[Exercise objective]: Copy each line of the following records word for word.

[Data shown]:

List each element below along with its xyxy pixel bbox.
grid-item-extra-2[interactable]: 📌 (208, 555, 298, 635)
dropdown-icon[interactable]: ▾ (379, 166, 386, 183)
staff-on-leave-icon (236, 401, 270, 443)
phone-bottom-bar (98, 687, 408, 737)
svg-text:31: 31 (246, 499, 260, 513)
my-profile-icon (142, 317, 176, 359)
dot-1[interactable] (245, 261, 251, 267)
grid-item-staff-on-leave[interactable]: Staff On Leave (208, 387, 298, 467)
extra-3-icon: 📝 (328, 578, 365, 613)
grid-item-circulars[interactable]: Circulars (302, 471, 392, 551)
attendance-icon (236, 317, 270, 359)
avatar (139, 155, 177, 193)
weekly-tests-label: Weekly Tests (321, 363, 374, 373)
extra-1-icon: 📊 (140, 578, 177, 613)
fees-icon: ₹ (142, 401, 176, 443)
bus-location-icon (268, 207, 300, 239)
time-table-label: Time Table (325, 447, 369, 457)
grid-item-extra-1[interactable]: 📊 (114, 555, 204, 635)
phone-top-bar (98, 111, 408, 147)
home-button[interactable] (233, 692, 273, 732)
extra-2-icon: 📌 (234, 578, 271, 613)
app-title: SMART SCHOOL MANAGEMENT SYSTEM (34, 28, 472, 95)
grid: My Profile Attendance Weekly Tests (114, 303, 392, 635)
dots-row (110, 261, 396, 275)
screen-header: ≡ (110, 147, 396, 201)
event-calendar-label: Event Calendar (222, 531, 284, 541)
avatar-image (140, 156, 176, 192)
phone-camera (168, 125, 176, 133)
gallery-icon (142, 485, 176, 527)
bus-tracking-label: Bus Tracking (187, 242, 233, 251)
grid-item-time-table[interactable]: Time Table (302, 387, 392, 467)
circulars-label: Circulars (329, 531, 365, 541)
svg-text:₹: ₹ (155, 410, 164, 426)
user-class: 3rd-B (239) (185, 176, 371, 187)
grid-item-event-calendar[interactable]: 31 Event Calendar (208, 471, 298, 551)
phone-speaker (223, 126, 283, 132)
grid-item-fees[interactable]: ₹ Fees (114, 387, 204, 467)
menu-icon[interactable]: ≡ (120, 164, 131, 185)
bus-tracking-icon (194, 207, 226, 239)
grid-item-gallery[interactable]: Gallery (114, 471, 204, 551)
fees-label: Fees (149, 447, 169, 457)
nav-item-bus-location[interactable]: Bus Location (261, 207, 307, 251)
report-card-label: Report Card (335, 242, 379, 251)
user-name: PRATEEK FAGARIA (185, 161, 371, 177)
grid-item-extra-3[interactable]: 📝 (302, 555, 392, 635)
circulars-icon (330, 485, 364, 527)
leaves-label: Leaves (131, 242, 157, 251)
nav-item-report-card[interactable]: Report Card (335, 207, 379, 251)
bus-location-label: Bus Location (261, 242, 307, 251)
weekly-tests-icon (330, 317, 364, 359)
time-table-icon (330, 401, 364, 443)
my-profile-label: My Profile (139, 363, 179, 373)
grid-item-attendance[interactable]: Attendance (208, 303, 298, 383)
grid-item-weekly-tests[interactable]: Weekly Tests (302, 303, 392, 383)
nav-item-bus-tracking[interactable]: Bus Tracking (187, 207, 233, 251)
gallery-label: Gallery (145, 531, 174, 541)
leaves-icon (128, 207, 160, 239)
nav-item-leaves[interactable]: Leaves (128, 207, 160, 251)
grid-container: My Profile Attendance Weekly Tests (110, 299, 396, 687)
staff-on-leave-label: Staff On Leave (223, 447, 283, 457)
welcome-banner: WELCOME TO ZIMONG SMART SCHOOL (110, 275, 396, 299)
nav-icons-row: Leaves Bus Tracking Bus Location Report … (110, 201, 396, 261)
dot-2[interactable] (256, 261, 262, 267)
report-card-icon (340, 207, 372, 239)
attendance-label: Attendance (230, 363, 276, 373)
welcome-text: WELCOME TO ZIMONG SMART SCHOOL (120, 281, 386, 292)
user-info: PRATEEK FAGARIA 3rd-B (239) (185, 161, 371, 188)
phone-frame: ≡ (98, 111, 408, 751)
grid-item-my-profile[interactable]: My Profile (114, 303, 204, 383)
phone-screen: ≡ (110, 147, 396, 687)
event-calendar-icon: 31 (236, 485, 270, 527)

[Exercise output]:
List each element below along with its xyxy pixel bbox.
grid-item-extra-2[interactable]: 📌 (208, 555, 298, 635)
dropdown-icon[interactable]: ▾ (379, 166, 386, 183)
staff-on-leave-icon (236, 401, 270, 443)
phone-bottom-bar (98, 687, 408, 737)
svg-text:31: 31 (246, 499, 260, 513)
my-profile-icon (142, 317, 176, 359)
dot-1[interactable] (245, 261, 251, 267)
grid-item-staff-on-leave[interactable]: Staff On Leave (208, 387, 298, 467)
extra-3-icon: 📝 (328, 578, 365, 613)
grid-item-circulars[interactable]: Circulars (302, 471, 392, 551)
attendance-icon (236, 317, 270, 359)
avatar (139, 155, 177, 193)
weekly-tests-label: Weekly Tests (321, 363, 374, 373)
extra-1-icon: 📊 (140, 578, 177, 613)
fees-icon: ₹ (142, 401, 176, 443)
bus-location-icon (268, 207, 300, 239)
time-table-label: Time Table (325, 447, 369, 457)
grid-item-extra-1[interactable]: 📊 (114, 555, 204, 635)
phone-top-bar (98, 111, 408, 147)
home-button[interactable] (233, 692, 273, 732)
extra-2-icon: 📌 (234, 578, 271, 613)
app-title: SMART SCHOOL MANAGEMENT SYSTEM (34, 28, 472, 95)
grid: My Profile Attendance Weekly Tests (114, 303, 392, 635)
dots-row (110, 261, 396, 275)
screen-header: ≡ (110, 147, 396, 201)
event-calendar-label: Event Calendar (222, 531, 284, 541)
avatar-image (140, 156, 176, 192)
phone-camera (168, 125, 176, 133)
gallery-icon (142, 485, 176, 527)
bus-tracking-label: Bus Tracking (187, 242, 233, 251)
grid-item-time-table[interactable]: Time Table (302, 387, 392, 467)
circulars-label: Circulars (329, 531, 365, 541)
svg-text:₹: ₹ (155, 410, 164, 426)
user-class: 3rd-B (239) (185, 176, 371, 187)
grid-item-event-calendar[interactable]: 31 Event Calendar (208, 471, 298, 551)
phone-speaker (223, 126, 283, 132)
grid-item-fees[interactable]: ₹ Fees (114, 387, 204, 467)
menu-icon[interactable]: ≡ (120, 164, 131, 185)
bus-tracking-icon (194, 207, 226, 239)
grid-item-gallery[interactable]: Gallery (114, 471, 204, 551)
fees-label: Fees (149, 447, 169, 457)
nav-item-bus-location[interactable]: Bus Location (261, 207, 307, 251)
report-card-label: Report Card (335, 242, 379, 251)
user-name: PRATEEK FAGARIA (185, 161, 371, 177)
grid-item-extra-3[interactable]: 📝 (302, 555, 392, 635)
circulars-icon (330, 485, 364, 527)
leaves-label: Leaves (131, 242, 157, 251)
nav-item-report-card[interactable]: Report Card (335, 207, 379, 251)
bus-location-label: Bus Location (261, 242, 307, 251)
weekly-tests-icon (330, 317, 364, 359)
time-table-icon (330, 401, 364, 443)
my-profile-label: My Profile (139, 363, 179, 373)
grid-item-attendance[interactable]: Attendance (208, 303, 298, 383)
grid-item-weekly-tests[interactable]: Weekly Tests (302, 303, 392, 383)
nav-item-bus-tracking[interactable]: Bus Tracking (187, 207, 233, 251)
gallery-label: Gallery (145, 531, 174, 541)
leaves-icon (128, 207, 160, 239)
nav-item-leaves[interactable]: Leaves (128, 207, 160, 251)
grid-container: My Profile Attendance Weekly Tests (110, 299, 396, 687)
staff-on-leave-label: Staff On Leave (223, 447, 283, 457)
welcome-banner: WELCOME TO ZIMONG SMART SCHOOL (110, 275, 396, 299)
nav-icons-row: Leaves Bus Tracking Bus Location Report … (110, 201, 396, 261)
dot-2[interactable] (256, 261, 262, 267)
report-card-icon (340, 207, 372, 239)
attendance-label: Attendance (230, 363, 276, 373)
welcome-text: WELCOME TO ZIMONG SMART SCHOOL (120, 281, 386, 292)
user-info: PRATEEK FAGARIA 3rd-B (239) (185, 161, 371, 188)
phone-frame: ≡ (98, 111, 408, 751)
grid-item-my-profile[interactable]: My Profile (114, 303, 204, 383)
phone-screen: ≡ (110, 147, 396, 687)
event-calendar-icon: 31 (236, 485, 270, 527)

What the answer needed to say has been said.